Provided records:
..............................

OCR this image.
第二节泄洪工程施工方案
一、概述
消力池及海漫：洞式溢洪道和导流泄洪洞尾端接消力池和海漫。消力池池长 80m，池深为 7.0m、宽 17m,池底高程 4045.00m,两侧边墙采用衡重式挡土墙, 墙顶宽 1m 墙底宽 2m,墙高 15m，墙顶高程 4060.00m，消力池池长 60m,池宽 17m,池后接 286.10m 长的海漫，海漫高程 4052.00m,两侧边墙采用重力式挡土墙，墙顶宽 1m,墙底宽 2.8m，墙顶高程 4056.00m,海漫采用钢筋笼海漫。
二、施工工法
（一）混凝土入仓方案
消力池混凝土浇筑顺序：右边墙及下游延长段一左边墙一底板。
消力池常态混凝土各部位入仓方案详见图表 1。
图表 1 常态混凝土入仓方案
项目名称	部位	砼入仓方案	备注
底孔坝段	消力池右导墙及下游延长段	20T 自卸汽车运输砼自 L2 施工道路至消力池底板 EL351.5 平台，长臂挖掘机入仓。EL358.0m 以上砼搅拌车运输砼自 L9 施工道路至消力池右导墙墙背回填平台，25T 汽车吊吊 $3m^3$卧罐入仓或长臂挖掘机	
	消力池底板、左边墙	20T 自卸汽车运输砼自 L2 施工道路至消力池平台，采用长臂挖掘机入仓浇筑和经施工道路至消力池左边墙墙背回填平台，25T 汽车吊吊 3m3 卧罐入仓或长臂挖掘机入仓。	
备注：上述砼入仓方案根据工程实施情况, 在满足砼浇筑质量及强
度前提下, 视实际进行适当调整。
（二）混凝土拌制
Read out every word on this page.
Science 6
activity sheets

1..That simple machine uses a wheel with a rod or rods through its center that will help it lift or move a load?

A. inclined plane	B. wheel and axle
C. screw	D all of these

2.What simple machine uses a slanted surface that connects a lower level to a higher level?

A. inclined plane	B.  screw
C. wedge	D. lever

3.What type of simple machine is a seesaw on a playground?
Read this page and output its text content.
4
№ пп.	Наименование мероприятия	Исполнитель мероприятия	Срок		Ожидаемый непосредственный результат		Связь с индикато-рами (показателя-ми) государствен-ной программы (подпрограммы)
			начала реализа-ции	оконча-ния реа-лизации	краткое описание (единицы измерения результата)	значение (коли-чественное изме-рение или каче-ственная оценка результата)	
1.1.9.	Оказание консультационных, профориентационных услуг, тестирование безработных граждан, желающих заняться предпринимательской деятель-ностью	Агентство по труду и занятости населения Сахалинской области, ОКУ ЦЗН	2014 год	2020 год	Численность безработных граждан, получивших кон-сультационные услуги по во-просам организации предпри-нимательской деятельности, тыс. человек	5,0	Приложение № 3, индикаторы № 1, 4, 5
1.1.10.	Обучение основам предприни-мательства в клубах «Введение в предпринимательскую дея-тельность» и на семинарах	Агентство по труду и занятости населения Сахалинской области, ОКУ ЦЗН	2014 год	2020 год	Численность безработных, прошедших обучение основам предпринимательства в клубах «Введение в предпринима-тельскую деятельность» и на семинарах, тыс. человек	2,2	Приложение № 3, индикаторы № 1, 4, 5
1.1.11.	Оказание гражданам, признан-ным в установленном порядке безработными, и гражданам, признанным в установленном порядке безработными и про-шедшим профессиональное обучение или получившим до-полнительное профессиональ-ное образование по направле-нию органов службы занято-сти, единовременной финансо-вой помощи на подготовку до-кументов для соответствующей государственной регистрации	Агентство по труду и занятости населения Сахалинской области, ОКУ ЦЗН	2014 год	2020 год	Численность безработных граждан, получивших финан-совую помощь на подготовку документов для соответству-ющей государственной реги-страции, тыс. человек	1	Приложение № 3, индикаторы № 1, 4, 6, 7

..............................

Problem:
Tally the lines of the records holding the word "Оказание", then state only the tally.

Task solution:
2